#### WORKING DATA
BEGIN
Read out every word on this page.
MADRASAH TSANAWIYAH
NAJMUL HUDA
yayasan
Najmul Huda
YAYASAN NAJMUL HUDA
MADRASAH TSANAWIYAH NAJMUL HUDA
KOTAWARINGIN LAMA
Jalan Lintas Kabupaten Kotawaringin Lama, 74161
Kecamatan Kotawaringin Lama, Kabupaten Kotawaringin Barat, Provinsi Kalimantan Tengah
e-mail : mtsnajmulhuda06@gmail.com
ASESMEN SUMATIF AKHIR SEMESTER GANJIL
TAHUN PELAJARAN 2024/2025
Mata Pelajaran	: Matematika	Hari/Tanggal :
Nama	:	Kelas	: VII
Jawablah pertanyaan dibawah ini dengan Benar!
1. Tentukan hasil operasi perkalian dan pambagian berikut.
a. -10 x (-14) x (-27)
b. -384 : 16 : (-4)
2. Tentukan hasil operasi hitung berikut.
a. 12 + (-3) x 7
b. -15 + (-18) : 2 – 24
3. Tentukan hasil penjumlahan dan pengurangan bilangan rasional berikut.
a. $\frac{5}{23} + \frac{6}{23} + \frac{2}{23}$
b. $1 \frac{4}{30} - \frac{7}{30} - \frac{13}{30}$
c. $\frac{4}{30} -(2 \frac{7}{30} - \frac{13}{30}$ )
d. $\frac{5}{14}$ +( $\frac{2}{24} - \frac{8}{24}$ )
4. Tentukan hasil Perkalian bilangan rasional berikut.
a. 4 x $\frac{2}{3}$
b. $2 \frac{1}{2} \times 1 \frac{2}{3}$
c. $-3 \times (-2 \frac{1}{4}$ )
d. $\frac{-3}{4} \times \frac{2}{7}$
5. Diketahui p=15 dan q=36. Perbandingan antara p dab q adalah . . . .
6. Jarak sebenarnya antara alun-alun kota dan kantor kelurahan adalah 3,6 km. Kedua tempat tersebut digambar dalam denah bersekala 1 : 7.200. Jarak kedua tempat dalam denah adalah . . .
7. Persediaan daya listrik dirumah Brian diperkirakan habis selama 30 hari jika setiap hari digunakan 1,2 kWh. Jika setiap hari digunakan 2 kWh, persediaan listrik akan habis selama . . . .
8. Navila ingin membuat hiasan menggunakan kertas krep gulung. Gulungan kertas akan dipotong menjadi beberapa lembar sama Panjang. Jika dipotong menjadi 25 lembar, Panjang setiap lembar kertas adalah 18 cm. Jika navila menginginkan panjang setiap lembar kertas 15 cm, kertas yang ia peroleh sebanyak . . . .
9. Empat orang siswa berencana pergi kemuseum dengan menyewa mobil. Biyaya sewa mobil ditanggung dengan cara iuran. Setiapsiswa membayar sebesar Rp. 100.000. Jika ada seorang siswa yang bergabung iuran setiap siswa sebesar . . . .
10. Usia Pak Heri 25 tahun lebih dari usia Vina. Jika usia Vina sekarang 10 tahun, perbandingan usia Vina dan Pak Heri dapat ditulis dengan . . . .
END
#### SET PROBLEM
Exactly how many lines of the material contain the word "bilangan"? Write the number alone.

#### CORRECT ANSWER
2